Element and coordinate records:
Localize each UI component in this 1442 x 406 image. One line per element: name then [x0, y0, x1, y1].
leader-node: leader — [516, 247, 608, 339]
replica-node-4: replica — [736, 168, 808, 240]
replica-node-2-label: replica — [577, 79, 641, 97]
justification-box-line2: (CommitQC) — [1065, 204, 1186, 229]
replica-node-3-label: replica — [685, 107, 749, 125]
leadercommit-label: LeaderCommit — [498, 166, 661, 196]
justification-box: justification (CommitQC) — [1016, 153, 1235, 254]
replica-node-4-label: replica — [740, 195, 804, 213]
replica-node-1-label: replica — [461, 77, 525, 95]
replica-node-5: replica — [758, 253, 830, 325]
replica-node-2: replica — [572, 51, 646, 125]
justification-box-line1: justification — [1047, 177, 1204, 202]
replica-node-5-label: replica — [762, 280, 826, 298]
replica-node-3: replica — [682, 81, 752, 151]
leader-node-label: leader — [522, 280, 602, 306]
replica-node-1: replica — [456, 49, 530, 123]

*DIRECTIONS FOR THIS TASK*. Repeat every line of the entries above, character for character and with no changes.

*ANSWER FOR THIS EXERCISE*.
Localize each UI component in this 1442 x 406 image. One line per element: name then [x0, y0, x1, y1].
leader-node: leader — [516, 247, 608, 339]
replica-node-4: replica — [736, 168, 808, 240]
replica-node-2-label: replica — [577, 79, 641, 97]
justification-box-line2: (CommitQC) — [1065, 204, 1186, 229]
replica-node-3-label: replica — [685, 107, 749, 125]
leadercommit-label: LeaderCommit — [498, 166, 661, 196]
justification-box: justification (CommitQC) — [1016, 153, 1235, 254]
replica-node-4-label: replica — [740, 195, 804, 213]
replica-node-1-label: replica — [461, 77, 525, 95]
replica-node-5: replica — [758, 253, 830, 325]
replica-node-2: replica — [572, 51, 646, 125]
justification-box-line1: justification — [1047, 177, 1204, 202]
replica-node-5-label: replica — [762, 280, 826, 298]
replica-node-3: replica — [682, 81, 752, 151]
leader-node-label: leader — [522, 280, 602, 306]
replica-node-1: replica — [456, 49, 530, 123]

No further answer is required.